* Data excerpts
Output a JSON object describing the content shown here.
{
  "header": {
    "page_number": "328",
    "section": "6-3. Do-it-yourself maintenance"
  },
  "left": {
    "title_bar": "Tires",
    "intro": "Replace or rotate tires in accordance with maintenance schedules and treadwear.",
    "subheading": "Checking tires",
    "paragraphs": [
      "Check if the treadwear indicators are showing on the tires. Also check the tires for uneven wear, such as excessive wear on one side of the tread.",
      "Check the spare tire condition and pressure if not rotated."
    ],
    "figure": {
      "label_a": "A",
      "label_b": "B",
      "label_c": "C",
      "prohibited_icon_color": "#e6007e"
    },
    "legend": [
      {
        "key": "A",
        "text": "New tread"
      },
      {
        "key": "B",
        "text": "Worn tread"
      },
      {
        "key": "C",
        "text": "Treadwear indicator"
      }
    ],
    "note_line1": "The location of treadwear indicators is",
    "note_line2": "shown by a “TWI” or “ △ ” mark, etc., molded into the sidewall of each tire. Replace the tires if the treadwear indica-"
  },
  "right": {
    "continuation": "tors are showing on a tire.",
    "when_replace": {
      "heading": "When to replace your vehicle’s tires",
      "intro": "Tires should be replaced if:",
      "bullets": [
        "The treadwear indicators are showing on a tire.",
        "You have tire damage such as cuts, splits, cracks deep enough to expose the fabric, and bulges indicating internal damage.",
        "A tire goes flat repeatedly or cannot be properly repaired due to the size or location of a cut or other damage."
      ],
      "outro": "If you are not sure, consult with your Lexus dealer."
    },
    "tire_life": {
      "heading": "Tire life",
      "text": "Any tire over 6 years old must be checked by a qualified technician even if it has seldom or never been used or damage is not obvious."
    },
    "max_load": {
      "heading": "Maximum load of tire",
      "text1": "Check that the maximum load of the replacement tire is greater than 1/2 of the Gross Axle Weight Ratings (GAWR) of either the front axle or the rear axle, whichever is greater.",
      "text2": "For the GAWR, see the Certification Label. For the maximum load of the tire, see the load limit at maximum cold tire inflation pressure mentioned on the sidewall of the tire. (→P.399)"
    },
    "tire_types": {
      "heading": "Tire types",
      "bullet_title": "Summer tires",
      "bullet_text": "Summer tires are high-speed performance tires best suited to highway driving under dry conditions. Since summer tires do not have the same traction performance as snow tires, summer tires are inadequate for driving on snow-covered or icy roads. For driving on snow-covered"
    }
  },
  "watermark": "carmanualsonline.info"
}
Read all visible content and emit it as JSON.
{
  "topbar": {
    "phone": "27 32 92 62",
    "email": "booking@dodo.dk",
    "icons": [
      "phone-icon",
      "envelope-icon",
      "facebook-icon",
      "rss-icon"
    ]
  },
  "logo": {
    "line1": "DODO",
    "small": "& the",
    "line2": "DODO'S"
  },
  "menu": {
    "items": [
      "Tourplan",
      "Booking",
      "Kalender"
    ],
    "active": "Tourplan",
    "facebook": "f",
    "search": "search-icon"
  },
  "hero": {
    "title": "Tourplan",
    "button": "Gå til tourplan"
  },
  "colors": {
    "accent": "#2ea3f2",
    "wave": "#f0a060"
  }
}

* GIVEN TASK
Every entry needs to be retyped exactly.

* WRITTEN REPLY
Output a JSON object describing the content shown here.
{
  "header": {
    "page_number": "328",
    "section": "6-3. Do-it-yourself maintenance"
  },
  "left": {
    "title_bar": "Tires",
    "intro": "Replace or rotate tires in accordance with maintenance schedules and treadwear.",
    "subheading": "Checking tires",
    "paragraphs": [
      "Check if the treadwear indicators are showing on the tires. Also check the tires for uneven wear, such as excessive wear on one side of the tread.",
      "Check the spare tire condition and pressure if not rotated."
    ],
    "figure": {
      "label_a": "A",
      "label_b": "B",
      "label_c": "C",
      "prohibited_icon_color": "#e6007e"
    },
    "legend": [
      {
        "key": "A",
        "text": "New tread"
      },
      {
        "key": "B",
        "text": "Worn tread"
      },
      {
        "key": "C",
        "text": "Treadwear indicator"
      }
    ],
    "note_line1": "The location of treadwear indicators is",
    "note_line2": "shown by a “TWI” or “ △ ” mark, etc., molded into the sidewall of each tire. Replace the tires if the treadwear indica-"
  },
  "right": {
    "continuation": "tors are showing on a tire.",
    "when_replace": {
      "heading": "When to replace your vehicle’s tires",
      "intro": "Tires should be replaced if:",
      "bullets": [
        "The treadwear indicators are showing on a tire.",
        "You have tire damage such as cuts, splits, cracks deep enough to expose the fabric, and bulges indicating internal damage.",
        "A tire goes flat repeatedly or cannot be properly repaired due to the size or location of a cut or other damage."
      ],
      "outro": "If you are not sure, consult with your Lexus dealer."
    },
    "tire_life": {
      "heading": "Tire life",
      "text": "Any tire over 6 years old must be checked by a qualified technician even if it has seldom or never been used or damage is not obvious."
    },
    "max_load": {
      "heading": "Maximum load of tire",
      "text1": "Check that the maximum load of the replacement tire is greater than 1/2 of the Gross Axle Weight Ratings (GAWR) of either the front axle or the rear axle, whichever is greater.",
      "text2": "For the GAWR, see the Certification Label. For the maximum load of the tire, see the load limit at maximum cold tire inflation pressure mentioned on the sidewall of the tire. (→P.399)"
    },
    "tire_types": {
      "heading": "Tire types",
      "bullet_title": "Summer tires",
      "bullet_text": "Summer tires are high-speed performance tires best suited to highway driving under dry conditions. Since summer tires do not have the same traction performance as snow tires, summer tires are inadequate for driving on snow-covered or icy roads. For driving on snow-covered"
    }
  },
  "watermark": "carmanualsonline.info"
}
Read all visible content and emit it as JSON.
{
  "topbar": {
    "phone": "27 32 92 62",
    "email": "booking@dodo.dk",
    "icons": [
      "phone-icon",
      "envelope-icon",
      "facebook-icon",
      "rss-icon"
    ]
  },
  "logo": {
    "line1": "DODO",
    "small": "& the",
    "line2": "DODO'S"
  },
  "menu": {
    "items": [
      "Tourplan",
      "Booking",
      "Kalender"
    ],
    "active": "Tourplan",
    "facebook": "f",
    "search": "search-icon"
  },
  "hero": {
    "title": "Tourplan",
    "button": "Gå til tourplan"
  },
  "colors": {
    "accent": "#2ea3f2",
    "wave": "#f0a060"
  }
}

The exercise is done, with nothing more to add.